:: Aim of the task ::
A partial copy is required: transcribe exactly the lines from the one containing "Read out every word on this page." through the last line below, without any pictures.

Dataset items
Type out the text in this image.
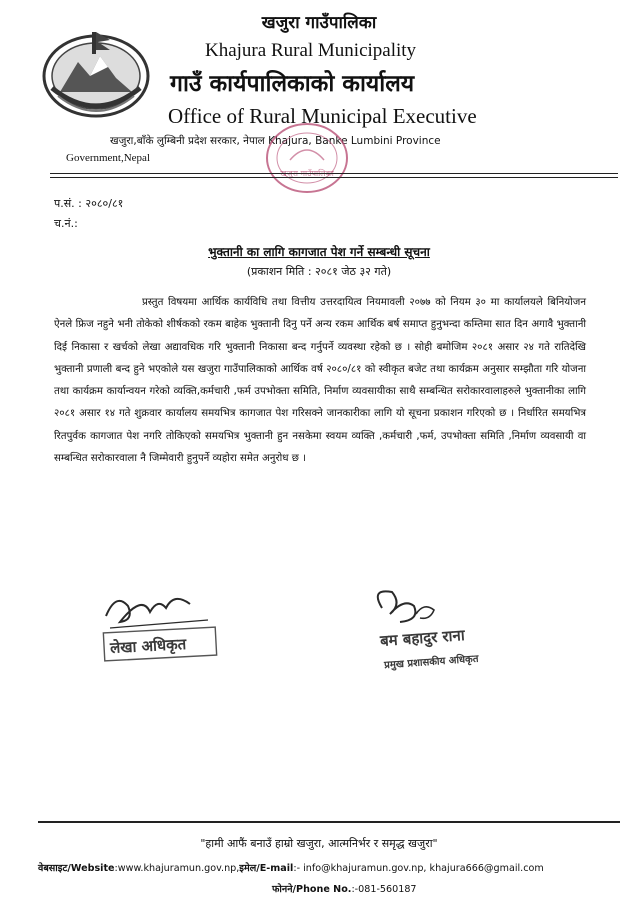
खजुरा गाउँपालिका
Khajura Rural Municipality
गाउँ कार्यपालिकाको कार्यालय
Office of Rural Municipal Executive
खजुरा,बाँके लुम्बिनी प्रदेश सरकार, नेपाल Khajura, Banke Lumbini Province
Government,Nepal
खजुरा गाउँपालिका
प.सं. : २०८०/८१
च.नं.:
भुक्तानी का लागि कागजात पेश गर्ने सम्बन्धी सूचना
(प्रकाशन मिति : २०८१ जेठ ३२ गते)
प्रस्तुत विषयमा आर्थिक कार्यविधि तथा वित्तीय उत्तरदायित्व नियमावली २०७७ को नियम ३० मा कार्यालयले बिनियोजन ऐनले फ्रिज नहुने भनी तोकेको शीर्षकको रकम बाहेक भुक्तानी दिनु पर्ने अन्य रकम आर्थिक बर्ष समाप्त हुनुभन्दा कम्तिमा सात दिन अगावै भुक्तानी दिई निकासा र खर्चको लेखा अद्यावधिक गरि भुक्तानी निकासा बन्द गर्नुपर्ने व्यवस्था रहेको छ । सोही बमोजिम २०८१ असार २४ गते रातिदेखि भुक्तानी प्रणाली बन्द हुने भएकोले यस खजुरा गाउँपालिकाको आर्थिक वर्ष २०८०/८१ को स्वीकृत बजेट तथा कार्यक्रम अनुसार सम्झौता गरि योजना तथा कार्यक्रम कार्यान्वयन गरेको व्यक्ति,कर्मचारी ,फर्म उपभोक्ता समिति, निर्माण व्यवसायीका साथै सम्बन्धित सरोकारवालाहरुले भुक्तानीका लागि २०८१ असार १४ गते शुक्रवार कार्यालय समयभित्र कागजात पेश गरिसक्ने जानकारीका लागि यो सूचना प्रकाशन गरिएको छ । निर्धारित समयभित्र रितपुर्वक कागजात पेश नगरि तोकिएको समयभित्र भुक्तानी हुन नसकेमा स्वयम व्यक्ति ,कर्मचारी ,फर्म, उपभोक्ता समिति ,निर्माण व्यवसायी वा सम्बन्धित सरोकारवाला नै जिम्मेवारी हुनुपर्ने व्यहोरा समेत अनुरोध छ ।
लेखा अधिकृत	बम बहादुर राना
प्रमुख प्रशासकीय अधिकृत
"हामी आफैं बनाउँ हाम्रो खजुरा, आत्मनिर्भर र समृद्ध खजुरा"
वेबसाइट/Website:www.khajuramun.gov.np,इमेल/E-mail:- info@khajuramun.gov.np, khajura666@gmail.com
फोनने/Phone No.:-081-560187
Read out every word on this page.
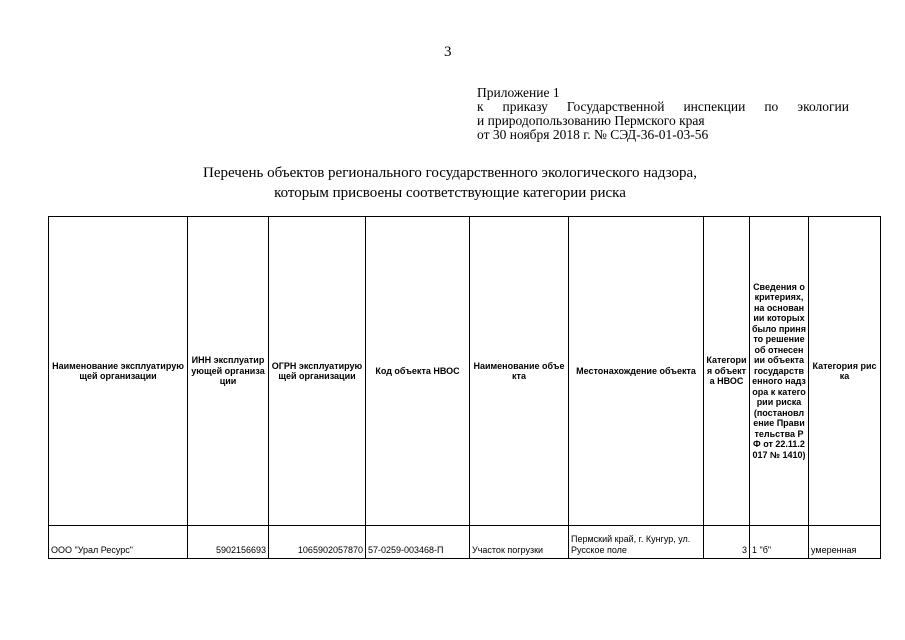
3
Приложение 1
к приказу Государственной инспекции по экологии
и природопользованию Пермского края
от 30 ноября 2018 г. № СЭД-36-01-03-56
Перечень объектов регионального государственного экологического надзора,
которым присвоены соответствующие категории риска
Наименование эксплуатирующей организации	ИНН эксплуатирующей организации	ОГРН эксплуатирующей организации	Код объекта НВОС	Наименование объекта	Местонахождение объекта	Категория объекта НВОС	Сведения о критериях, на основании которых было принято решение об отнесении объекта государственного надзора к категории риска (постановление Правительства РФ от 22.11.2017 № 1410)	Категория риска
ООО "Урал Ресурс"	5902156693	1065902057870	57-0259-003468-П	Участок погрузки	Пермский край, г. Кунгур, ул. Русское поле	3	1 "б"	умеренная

:: Final result ::
Read out every word on this page.
3
Приложение 1
к приказу Государственной инспекции по экологии
и природопользованию Пермского края
от 30 ноября 2018 г. № СЭД-36-01-03-56
Перечень объектов регионального государственного экологического надзора,
которым присвоены соответствующие категории риска
Наименование эксплуатирующей организации	ИНН эксплуатирующей организации	ОГРН эксплуатирующей организации	Код объекта НВОС	Наименование объекта	Местонахождение объекта	Категория объекта НВОС	Сведения о критериях, на основании которых было принято решение об отнесении объекта государственного надзора к категории риска (постановление Правительства РФ от 22.11.2017 № 1410)	Категория риска
ООО "Урал Ресурс"	5902156693	1065902057870	57-0259-003468-П	Участок погрузки	Пермский край, г. Кунгур, ул. Русское поле	3	1 "б"	умеренная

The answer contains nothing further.